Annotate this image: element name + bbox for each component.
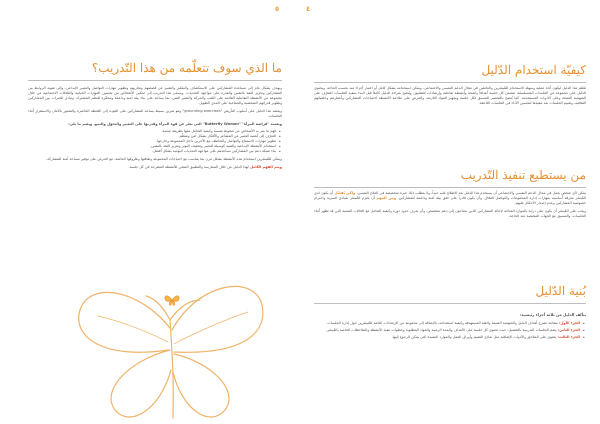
butterfly-lower-wing-left (111, 350, 171, 417)
list-item (314, 321, 580, 326)
structure-item-text: مقدّمة تشرح أهداف الدليل والمنهجية المتبعة والفئة المستهدفة وكيفية استخدامه، بالإضافة إلى مجموعة من الإرشادات العامة للمُيسّرين حول إدارة الجلسات. (326, 320, 558, 325)
grounding-paragraph: ويعتمد هذا الدليل على أسلوب التأريض "grounding exercises" وهو تمرين بسيط يساعد المشاركين على العودة إلى اللحظة الحاضرة والشعور بالأمان والاستقرار أثناء الجلسات. (28, 109, 282, 119)
learning-outcomes-list (28, 129, 282, 154)
structure-intro: يتألف الدليل من ثلاثة أجزاء رئيسية: (519, 311, 586, 317)
butterfly-body (170, 320, 173, 418)
left-page-body (28, 86, 282, 170)
section2-body (314, 191, 586, 219)
left-heading-rule (28, 80, 282, 81)
section-heading-how-to-use: كيفيّة استخدام الدّليل (481, 63, 586, 77)
section-heading-who-can-implement: من يستطيع تنفيذ التّدريب (460, 168, 586, 182)
closing-paragraph: ويمكن للمُيسّرين استخدام هذه الأنشطة بشكل مرن بما يتناسب مع احتياجات المجموعة وثقافتها وظروفها الخاصة، مع الحرص على توفير مساحة آمنة للمشاركة. (46, 157, 282, 162)
butterfly-illustration (70, 250, 270, 424)
list-item (314, 335, 580, 340)
section2-text-b: أن يكون لدى المُيسّر معرفة أساسية بمهارات إدارة المجموعات والتواصل الفعّال، وأن يكون قادراً على خلق بيئة آمنة وداعمة للمشاركين. (314, 191, 586, 201)
butterfly-lower-wing-right (173, 354, 229, 417)
list-item: • بناء شبكة دعم بين المشاركين تساعدهم على مواجهة التحديات اليومية بشكل أفضل. (28, 149, 276, 154)
section2-text-c: أن يلتزم المُيسّر بمبادئ السرية واحترام خصوصية المشاركين وعدم إصدار الأحكام عليهم. (314, 196, 586, 206)
list-item: • فهم ما يمر به الأشخاص من ضغوط نفسية وكيفية التعامل معها بطريقة صحية. (28, 129, 276, 134)
page-number-left: ٥ (275, 5, 280, 13)
section1-rule (314, 82, 586, 83)
structure-item-text: يحتوي على الملاحق والأدوات الإضافية مثل نماذج التقييم وأوراق العمل والموارد المفيدة التي يمكن الرجوع إليها. (391, 334, 557, 339)
structure-item-text: يضم الجلسات التدريبية بالتفصيل، حيث تحتوي كل جلسة على الأهداف والمدة الزمنية والمواد المطلوبة وخطوات تنفيذ الأنشطة والملاحظات الخاصة بالمُيسّر. (325, 327, 557, 332)
section2-paragraph-a (314, 191, 586, 206)
left-page-heading: ما الذي سوف تتعلّمه من هذا التّدريب؟ (91, 61, 282, 75)
page-number-right: ٤ (306, 5, 311, 13)
right-page (300, 0, 600, 424)
final-paragraph (28, 165, 282, 170)
section2-text-a: يمكن لأي شخص يعمل في مجال الدعم النفسي والاجتماعي أن يستخدم هذا الدليل بعد الاطلاع عليه جيداً، ولا يتطلب ذلك خبرة متخصصة في العلاج النفسي، (356, 191, 586, 195)
structure-item-label: الجزء الأول: (558, 320, 580, 325)
section2-paragraph-d: ويجب على المُيسّر أن يكون على دراية بالموارد المتاحة لإحالة المشاركين الذين يحتاجون إلى دعم متخصص، وأن يعرف حدود دوره وكيفية التعامل مع الحالات الصعبة التي قد تظهر أثناء الجلسات، والتنسيق مع الجهات المختصة عند الحاجة. (314, 209, 586, 219)
butterfly-paragraph: وتعتمد "فراشة المرأة" "Butterfly Woman" التي تعبّر عن قوة المرأة وقدرتها على التغيير والتحوّل والنمو، ويضم ما يلي: (68, 121, 282, 126)
section-heading-structure: بُنية الدّليل (535, 284, 586, 298)
butterfly-upper-wing-right (172, 286, 263, 352)
section2-highlight-2: ومن المهم (376, 196, 397, 201)
structure-list (314, 321, 586, 340)
section1-paragraph: صُمّم هذا الدليل ليكون أداة عملية وسهلة الاستخدام للمُيسّرين والعاملين في مجال الدعم النفسي والاجتماعي، ويمكن استخدامه بشكل كامل أو اختيار أجزاء منه بحسب الحاجة. ويحتوي الدليل على مجموعة من الجلسات المتسلسلة، تتضمن كل جلسة أهدافاً واضحة وأنشطة تفاعلية وإرشادات للتطبيق. ويُنصح بقراءة الدليل كاملاً قبل البدء بتنفيذ الجلسات للتعرّف على المنهجية المتبعة وعلى الأدوات المستخدمة. كما يُنصح بالتحضير المسبق لكل جلسة وتجهيز المواد اللازمة، والحرص على ملاءمة الأنشطة لاحتياجات المشاركين وأعمارهم وخلفياتهم الثقافية، وتقييم الجلسات بعد تنفيذها لتحسين الأداء في الجلسات اللاحقة. (314, 86, 586, 106)
list-item (314, 328, 580, 333)
section3-rule (314, 303, 586, 304)
list-item: • تطوير مهارات الاستماع والتواصل والتعاطف مع الآخرين داخل المجموعة وخارجها. (28, 139, 276, 144)
section1-body (314, 86, 586, 106)
section3-body (314, 308, 586, 340)
final-label: ويتم الفهم الكامل (249, 165, 282, 170)
list-item: • التعرّف إلى أهمية التعبير عن المشاعر والأفكار بشكل آمن ومنظّم. (28, 134, 276, 139)
small-butterfly-icon (164, 293, 180, 307)
final-text: لهذا الدليل من خلال الممارسة والتطبيق العملي للأنشطة المقترحة في كل جلسة. (128, 165, 249, 170)
section2-highlight-1: ولكن يُفضّل (334, 191, 356, 195)
left-intro-paragraph: ويهدف بشكل عام إلى مساعدة المشاركين على الاستكشاف والتفكير والتعبير عن قصصهم وتجاربهم وتطوير مهارات التواصل والتعبير الإبداعي، وإلى تقوية الروابط بين المشاركين وتعزيز الثقة بالنفس والقدرة على مواجهة التحديات. ويسعى هذا التدريب إلى تمكين الأشخاص من تحسين المهارات الحياتية والعلاقات الاجتماعية من خلال مجموعة من الأنشطة التفاعلية القائمة على اللعب والحركة والتعبير الفني، بما يساعد على بناء بيئة آمنة وداعمة ومحفّزة للتعلّم المشترك، وتبادل الخبرات بين المشاركين وتطوير قدراتهم الشخصية والجماعية على المدى الطويل. (28, 86, 282, 106)
list-item: • استخدام الأنشطة الإبداعية والفنية كوسيلة للتعبير وتخفيف التوتر وتعزيز الثقة بالنفس. (28, 144, 276, 149)
section2-rule (314, 187, 586, 188)
structure-item-label: الجزء الثاني: (557, 327, 580, 332)
structure-item-label: الجزء الثالث: (557, 334, 580, 339)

Description of the task:
Give the material again with every "list-item" replaced by "bullet-item" and nothing else changed. Leave the pictures out.

Solution for this task:
Annotate this image: element name + bbox for each component.
butterfly-lower-wing-left (111, 350, 171, 417)
bullet-item (314, 321, 580, 326)
structure-item-text: مقدّمة تشرح أهداف الدليل والمنهجية المتبعة والفئة المستهدفة وكيفية استخدامه، بالإضافة إلى مجموعة من الإرشادات العامة للمُيسّرين حول إدارة الجلسات. (326, 320, 558, 325)
grounding-paragraph: ويعتمد هذا الدليل على أسلوب التأريض "grounding exercises" وهو تمرين بسيط يساعد المشاركين على العودة إلى اللحظة الحاضرة والشعور بالأمان والاستقرار أثناء الجلسات. (28, 109, 282, 119)
learning-outcomes-list (28, 129, 282, 154)
structure-intro: يتألف الدليل من ثلاثة أجزاء رئيسية: (519, 311, 586, 317)
butterfly-body (170, 320, 173, 418)
left-page-body (28, 86, 282, 170)
section2-body (314, 191, 586, 219)
left-heading-rule (28, 80, 282, 81)
section-heading-how-to-use: كيفيّة استخدام الدّليل (481, 63, 586, 77)
section-heading-who-can-implement: من يستطيع تنفيذ التّدريب (460, 168, 586, 182)
closing-paragraph: ويمكن للمُيسّرين استخدام هذه الأنشطة بشكل مرن بما يتناسب مع احتياجات المجموعة وثقافتها وظروفها الخاصة، مع الحرص على توفير مساحة آمنة للمشاركة. (46, 157, 282, 162)
butterfly-illustration (70, 250, 270, 424)
bullet-item (314, 335, 580, 340)
section2-text-b: أن يكون لدى المُيسّر معرفة أساسية بمهارات إدارة المجموعات والتواصل الفعّال، وأن يكون قادراً على خلق بيئة آمنة وداعمة للمشاركين. (314, 191, 586, 201)
butterfly-lower-wing-right (173, 354, 229, 417)
bullet-item: • بناء شبكة دعم بين المشاركين تساعدهم على مواجهة التحديات اليومية بشكل أفضل. (28, 149, 276, 154)
section2-text-c: أن يلتزم المُيسّر بمبادئ السرية واحترام خصوصية المشاركين وعدم إصدار الأحكام عليهم. (314, 196, 586, 206)
bullet-item: • فهم ما يمر به الأشخاص من ضغوط نفسية وكيفية التعامل معها بطريقة صحية. (28, 129, 276, 134)
page-number-left: ٥ (275, 5, 280, 13)
section1-rule (314, 82, 586, 83)
structure-item-text: يحتوي على الملاحق والأدوات الإضافية مثل نماذج التقييم وأوراق العمل والموارد المفيدة التي يمكن الرجوع إليها. (391, 334, 557, 339)
structure-item-text: يضم الجلسات التدريبية بالتفصيل، حيث تحتوي كل جلسة على الأهداف والمدة الزمنية والمواد المطلوبة وخطوات تنفيذ الأنشطة والملاحظات الخاصة بالمُيسّر. (325, 327, 557, 332)
section2-paragraph-a (314, 191, 586, 206)
left-page-heading: ما الذي سوف تتعلّمه من هذا التّدريب؟ (91, 61, 282, 75)
page-number-right: ٤ (306, 5, 311, 13)
right-page (300, 0, 600, 424)
final-paragraph (28, 165, 282, 170)
section2-text-a: يمكن لأي شخص يعمل في مجال الدعم النفسي والاجتماعي أن يستخدم هذا الدليل بعد الاطلاع عليه جيداً، ولا يتطلب ذلك خبرة متخصصة في العلاج النفسي، (356, 191, 586, 195)
structure-item-label: الجزء الأول: (558, 320, 580, 325)
section2-paragraph-d: ويجب على المُيسّر أن يكون على دراية بالموارد المتاحة لإحالة المشاركين الذين يحتاجون إلى دعم متخصص، وأن يعرف حدود دوره وكيفية التعامل مع الحالات الصعبة التي قد تظهر أثناء الجلسات، والتنسيق مع الجهات المختصة عند الحاجة. (314, 209, 586, 219)
butterfly-paragraph: وتعتمد "فراشة المرأة" "Butterfly Woman" التي تعبّر عن قوة المرأة وقدرتها على التغيير والتحوّل والنمو، ويضم ما يلي: (68, 121, 282, 126)
section-heading-structure: بُنية الدّليل (535, 284, 586, 298)
butterfly-upper-wing-right (172, 286, 263, 352)
section2-highlight-2: ومن المهم (376, 196, 397, 201)
structure-list (314, 321, 586, 340)
section1-paragraph: صُمّم هذا الدليل ليكون أداة عملية وسهلة الاستخدام للمُيسّرين والعاملين في مجال الدعم النفسي والاجتماعي، ويمكن استخدامه بشكل كامل أو اختيار أجزاء منه بحسب الحاجة. ويحتوي الدليل على مجموعة من الجلسات المتسلسلة، تتضمن كل جلسة أهدافاً واضحة وأنشطة تفاعلية وإرشادات للتطبيق. ويُنصح بقراءة الدليل كاملاً قبل البدء بتنفيذ الجلسات للتعرّف على المنهجية المتبعة وعلى الأدوات المستخدمة. كما يُنصح بالتحضير المسبق لكل جلسة وتجهيز المواد اللازمة، والحرص على ملاءمة الأنشطة لاحتياجات المشاركين وأعمارهم وخلفياتهم الثقافية، وتقييم الجلسات بعد تنفيذها لتحسين الأداء في الجلسات اللاحقة. (314, 86, 586, 106)
bullet-item (314, 328, 580, 333)
section3-rule (314, 303, 586, 304)
bullet-item: • تطوير مهارات الاستماع والتواصل والتعاطف مع الآخرين داخل المجموعة وخارجها. (28, 139, 276, 144)
section1-body (314, 86, 586, 106)
section3-body (314, 308, 586, 340)
final-label: ويتم الفهم الكامل (249, 165, 282, 170)
bullet-item: • التعرّف إلى أهمية التعبير عن المشاعر والأفكار بشكل آمن ومنظّم. (28, 134, 276, 139)
small-butterfly-icon (164, 293, 180, 307)
final-text: لهذا الدليل من خلال الممارسة والتطبيق العملي للأنشطة المقترحة في كل جلسة. (128, 165, 249, 170)
section2-highlight-1: ولكن يُفضّل (334, 191, 356, 195)
left-intro-paragraph: ويهدف بشكل عام إلى مساعدة المشاركين على الاستكشاف والتفكير والتعبير عن قصصهم وتجاربهم وتطوير مهارات التواصل والتعبير الإبداعي، وإلى تقوية الروابط بين المشاركين وتعزيز الثقة بالنفس والقدرة على مواجهة التحديات. ويسعى هذا التدريب إلى تمكين الأشخاص من تحسين المهارات الحياتية والعلاقات الاجتماعية من خلال مجموعة من الأنشطة التفاعلية القائمة على اللعب والحركة والتعبير الفني، بما يساعد على بناء بيئة آمنة وداعمة ومحفّزة للتعلّم المشترك، وتبادل الخبرات بين المشاركين وتطوير قدراتهم الشخصية والجماعية على المدى الطويل. (28, 86, 282, 106)
bullet-item: • استخدام الأنشطة الإبداعية والفنية كوسيلة للتعبير وتخفيف التوتر وتعزيز الثقة بالنفس. (28, 144, 276, 149)
section2-rule (314, 187, 586, 188)
structure-item-label: الجزء الثاني: (557, 327, 580, 332)
structure-item-label: الجزء الثالث: (557, 334, 580, 339)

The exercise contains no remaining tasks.